**Extracted text:**
In 1953, the British physicist Sir Charles Frank proposed that homochirality could be a consequence of chemical autocatalysis, presumably occuring very early on in the emergence of chemical evolution. He introduced a model in which the R and L-handed enantiomers of a chiral molecule are autocatalytically produced from an achiral molecule A through reactions
A + R —> 2R A + L —>2L
and consumed in a reaction that can be written in steady state as
R + L —> 2A
Frank’s model, as well as all others that followed with various degrees of elaboration, can be written down as a set of ordinary differential equations, and reduced to a single equation for the chiral order parameter w = (R-L)/(R+L) of the form
dw/dt = F(t) w (1-w^2)
showing that the chiral symmetry breaking is associated with the nonlinear term arising not from autocatalysis, but instead the chiral inhibition. The chiral inhibition reaction does not have evident biochemical relevance to early life, so the emergence of homochirality in Frank’s model is not in fact due to autocatalysis.
The question that we have been able to address with a significant technical advance is: can autocatalysis on its own, without supplementary reactions that force homochirality, generate homochirality? To tackle this issue, we formulated a fully stochastic version of Frank’s model, but with two significant emphases. First, because modern life is a far-from-equilibrium process, we have treated a system that is maintained in a non-equilibrium steady state by an external driving force. This could be, for example, the chemical and thermal gradients in the vicinity of a hydrothermal vent. Secondly, we have assumed that as life evolved to greater and greater levels of complexity, the efficiency of autocatalytic production compared to non-autocatalytic production increased.

**Objectives:**
- A) According to the homochirality text, in what year did Sir Charles Frank propose that homochirality could result from chemical autocatalysis?
- B) Decide whether each statement agrees with the homochirality text, answering yes or no and quoting the deciding words: (i) In Frank's model, chiral symmetry breaking comes from the nonlinear term due to autocatalysis. (ii) The stochastic version of Frank's model treats a system kept in a non-equilibrium steady state by an external driving force. (iii) The chiral inhibition reaction has evident biochemical relevance to early life.

(Layout annotation records)
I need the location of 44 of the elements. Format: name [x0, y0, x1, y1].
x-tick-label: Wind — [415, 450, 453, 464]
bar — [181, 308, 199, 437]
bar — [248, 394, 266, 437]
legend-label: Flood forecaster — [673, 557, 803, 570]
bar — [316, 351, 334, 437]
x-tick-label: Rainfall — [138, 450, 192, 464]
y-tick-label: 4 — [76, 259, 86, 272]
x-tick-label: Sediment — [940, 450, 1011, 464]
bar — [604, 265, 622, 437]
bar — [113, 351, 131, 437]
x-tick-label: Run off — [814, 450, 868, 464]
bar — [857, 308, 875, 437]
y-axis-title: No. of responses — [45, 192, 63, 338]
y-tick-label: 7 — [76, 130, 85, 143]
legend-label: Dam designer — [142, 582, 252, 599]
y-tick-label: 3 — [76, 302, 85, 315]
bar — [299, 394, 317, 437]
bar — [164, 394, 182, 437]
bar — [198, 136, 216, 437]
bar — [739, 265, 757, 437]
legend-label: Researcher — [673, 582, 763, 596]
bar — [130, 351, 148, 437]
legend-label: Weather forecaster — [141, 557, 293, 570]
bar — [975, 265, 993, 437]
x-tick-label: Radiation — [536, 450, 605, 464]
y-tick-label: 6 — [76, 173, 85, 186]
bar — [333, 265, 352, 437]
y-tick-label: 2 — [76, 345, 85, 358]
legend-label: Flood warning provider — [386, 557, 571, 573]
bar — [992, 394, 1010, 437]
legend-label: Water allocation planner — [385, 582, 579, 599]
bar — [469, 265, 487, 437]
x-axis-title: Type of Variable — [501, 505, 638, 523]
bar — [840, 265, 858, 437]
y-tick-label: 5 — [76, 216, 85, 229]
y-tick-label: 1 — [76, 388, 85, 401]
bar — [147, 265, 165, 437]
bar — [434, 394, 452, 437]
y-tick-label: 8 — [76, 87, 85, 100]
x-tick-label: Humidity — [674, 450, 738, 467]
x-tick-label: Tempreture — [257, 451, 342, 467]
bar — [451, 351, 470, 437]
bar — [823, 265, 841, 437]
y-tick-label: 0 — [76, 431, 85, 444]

**Solved tasks:**
- A) 1953

- B)
(i) No: "arising not from autocatalysis, but instead the chiral inhibition"
(ii) Yes: "we have treated a system that is maintained in a non-equilibrium steady state by an external driving force"
(iii) No: "The chiral inhibition reaction does not have evident biochemical relevance to early life"